**Required task**
Count the lines containing "geschieden" in the entries underneath, and state that count without anything else.

**Exercise input**
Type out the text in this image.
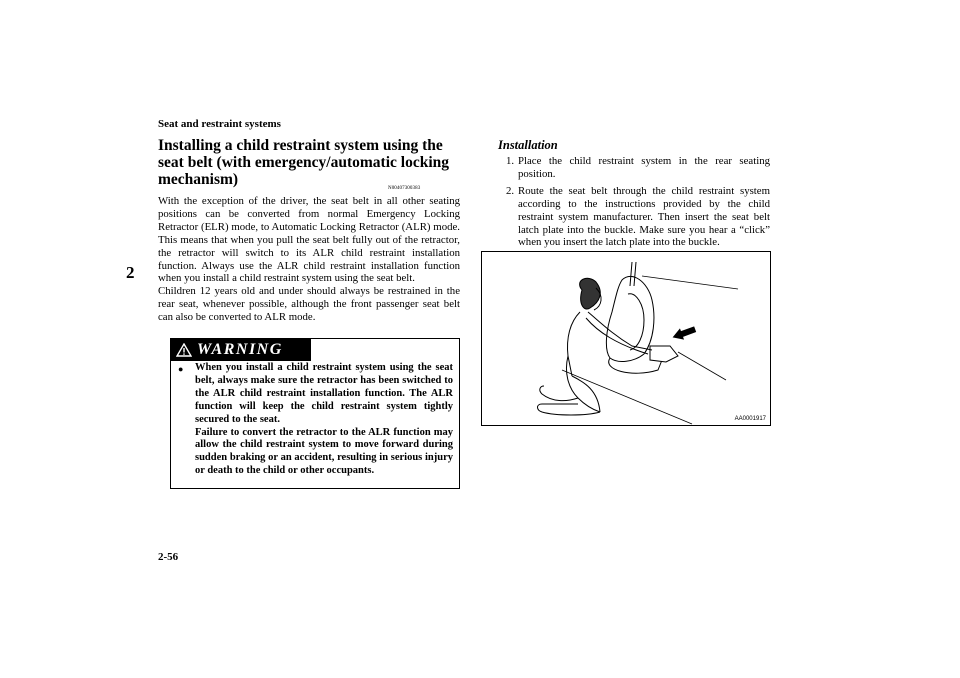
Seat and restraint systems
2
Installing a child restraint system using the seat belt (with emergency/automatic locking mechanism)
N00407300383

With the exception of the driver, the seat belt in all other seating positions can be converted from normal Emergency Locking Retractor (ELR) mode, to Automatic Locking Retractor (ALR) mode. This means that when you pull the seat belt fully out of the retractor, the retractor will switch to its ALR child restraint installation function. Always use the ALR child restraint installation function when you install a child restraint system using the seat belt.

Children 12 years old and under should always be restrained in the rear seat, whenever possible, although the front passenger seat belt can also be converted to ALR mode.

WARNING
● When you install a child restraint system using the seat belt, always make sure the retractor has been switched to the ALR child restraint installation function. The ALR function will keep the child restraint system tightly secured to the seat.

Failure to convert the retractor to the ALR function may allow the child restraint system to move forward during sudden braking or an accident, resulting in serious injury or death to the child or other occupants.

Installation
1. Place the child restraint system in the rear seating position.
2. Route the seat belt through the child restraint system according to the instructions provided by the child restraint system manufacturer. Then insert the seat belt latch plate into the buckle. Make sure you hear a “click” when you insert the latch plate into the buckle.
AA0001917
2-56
==
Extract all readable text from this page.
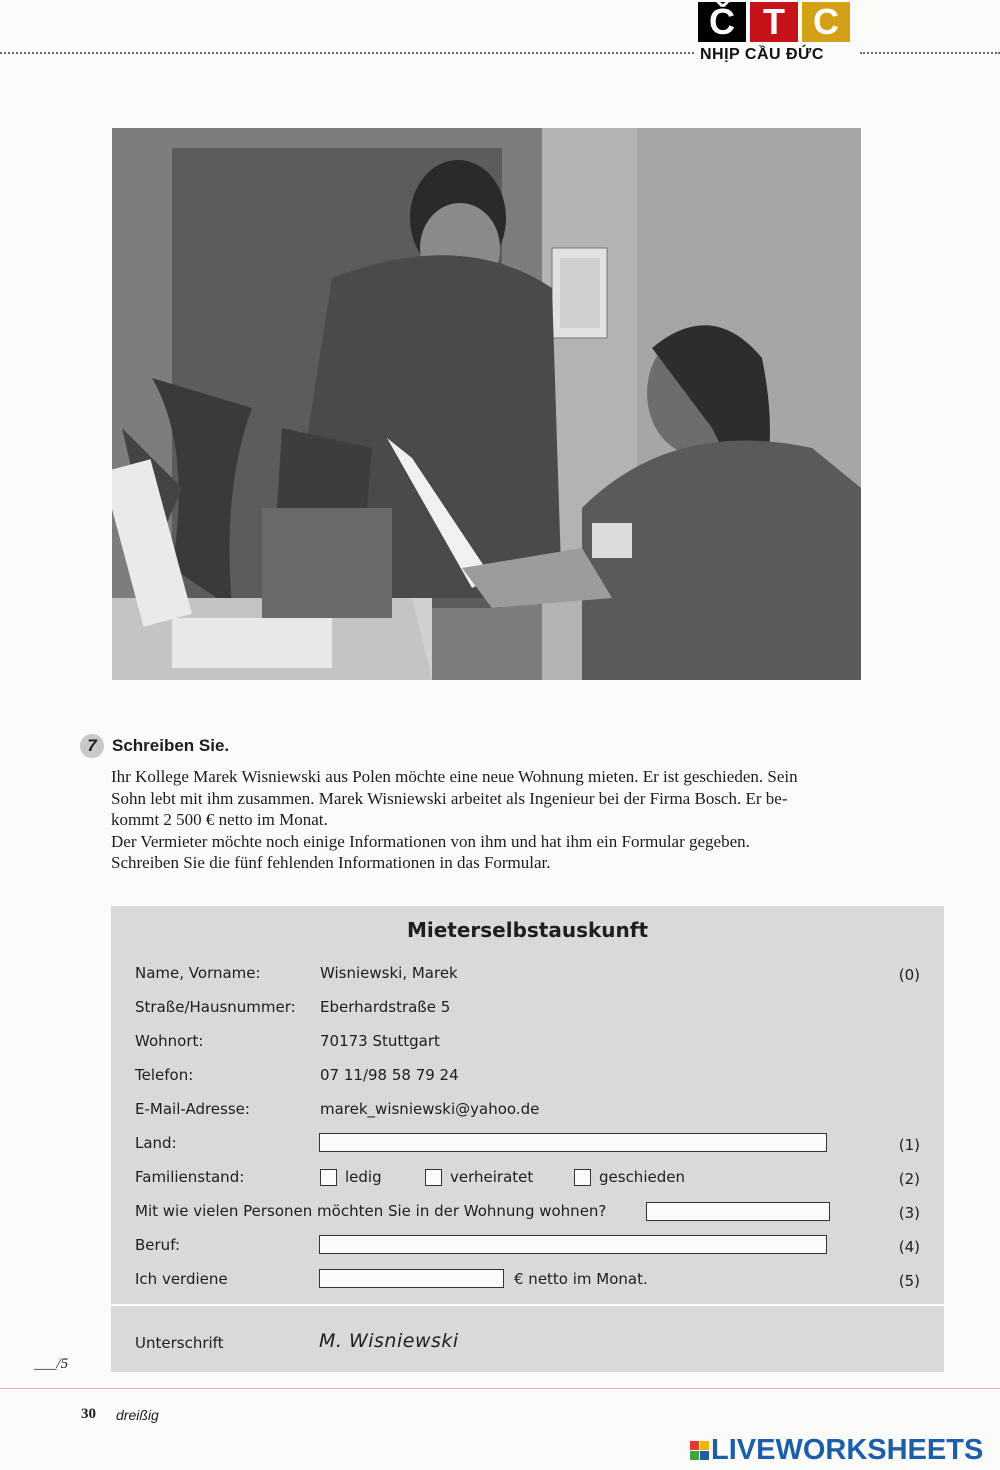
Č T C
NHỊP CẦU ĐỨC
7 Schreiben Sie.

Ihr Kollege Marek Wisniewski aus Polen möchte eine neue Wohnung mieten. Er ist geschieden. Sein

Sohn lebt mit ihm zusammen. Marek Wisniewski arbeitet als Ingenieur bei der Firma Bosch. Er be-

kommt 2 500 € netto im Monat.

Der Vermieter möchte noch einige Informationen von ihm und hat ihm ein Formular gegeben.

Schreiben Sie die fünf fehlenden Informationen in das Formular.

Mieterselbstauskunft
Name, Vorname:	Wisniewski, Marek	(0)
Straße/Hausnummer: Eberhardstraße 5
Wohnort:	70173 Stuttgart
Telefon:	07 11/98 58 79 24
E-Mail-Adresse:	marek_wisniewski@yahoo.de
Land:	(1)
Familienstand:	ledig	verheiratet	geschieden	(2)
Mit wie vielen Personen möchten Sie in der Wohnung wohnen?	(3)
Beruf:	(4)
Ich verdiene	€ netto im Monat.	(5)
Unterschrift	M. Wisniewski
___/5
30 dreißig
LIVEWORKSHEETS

**The completed task**
2